[Dataset entries]

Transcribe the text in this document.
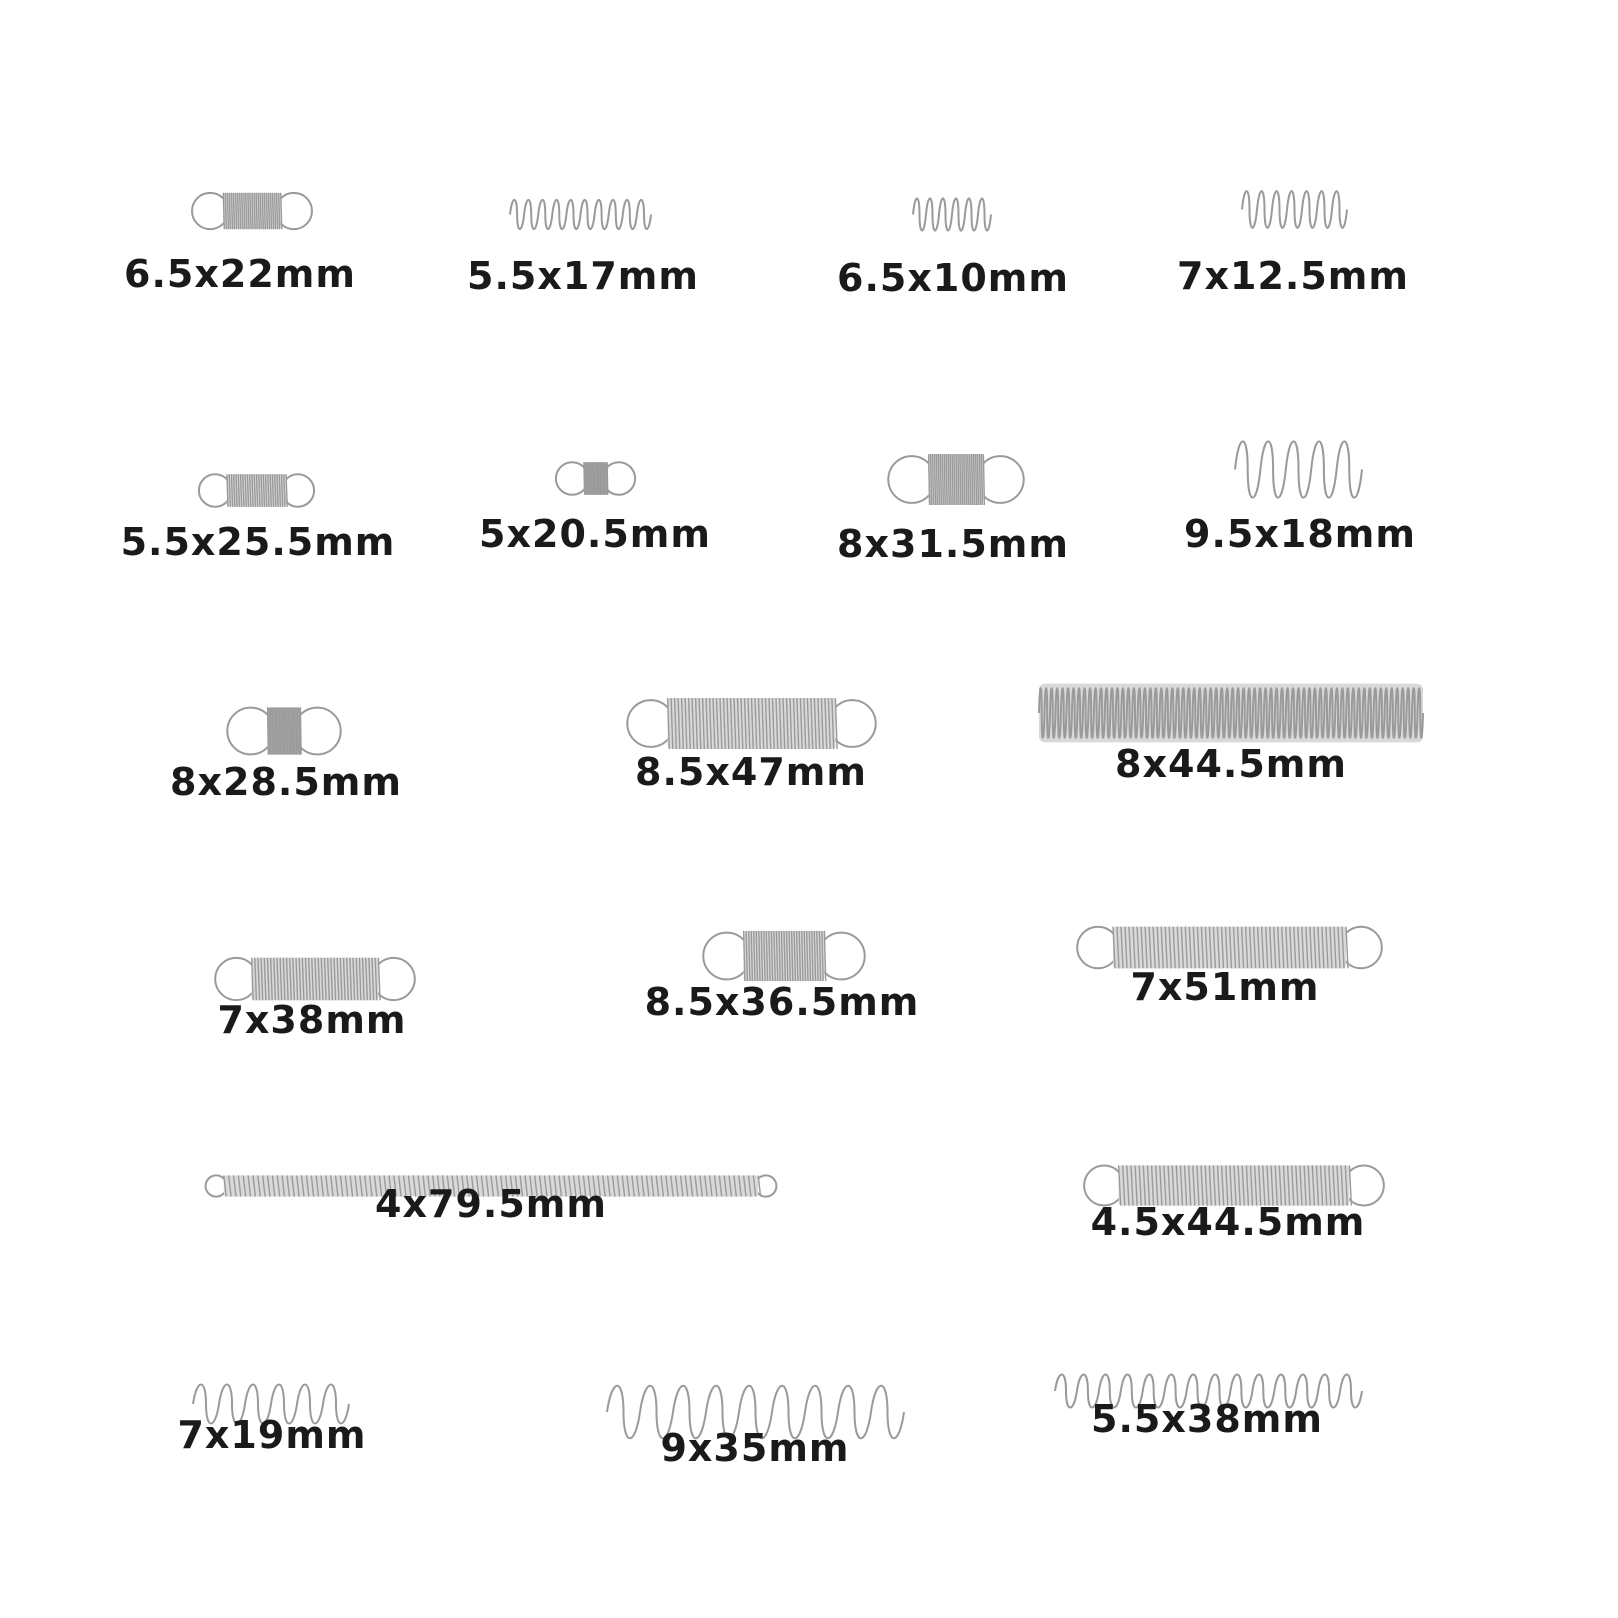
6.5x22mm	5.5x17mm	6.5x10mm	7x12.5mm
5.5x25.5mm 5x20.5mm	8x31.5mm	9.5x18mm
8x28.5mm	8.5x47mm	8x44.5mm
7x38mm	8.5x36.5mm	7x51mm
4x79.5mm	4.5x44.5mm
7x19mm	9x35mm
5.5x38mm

Problem description: Repeat each line of the records above exactly, but do not copy the pictures.

Result:
Transcribe the text in this document.
6.5x22mm	5.5x17mm	6.5x10mm	7x12.5mm
5.5x25.5mm 5x20.5mm	8x31.5mm	9.5x18mm
8x28.5mm	8.5x47mm	8x44.5mm
7x38mm	8.5x36.5mm	7x51mm
4x79.5mm	4.5x44.5mm
7x19mm	9x35mm
5.5x38mm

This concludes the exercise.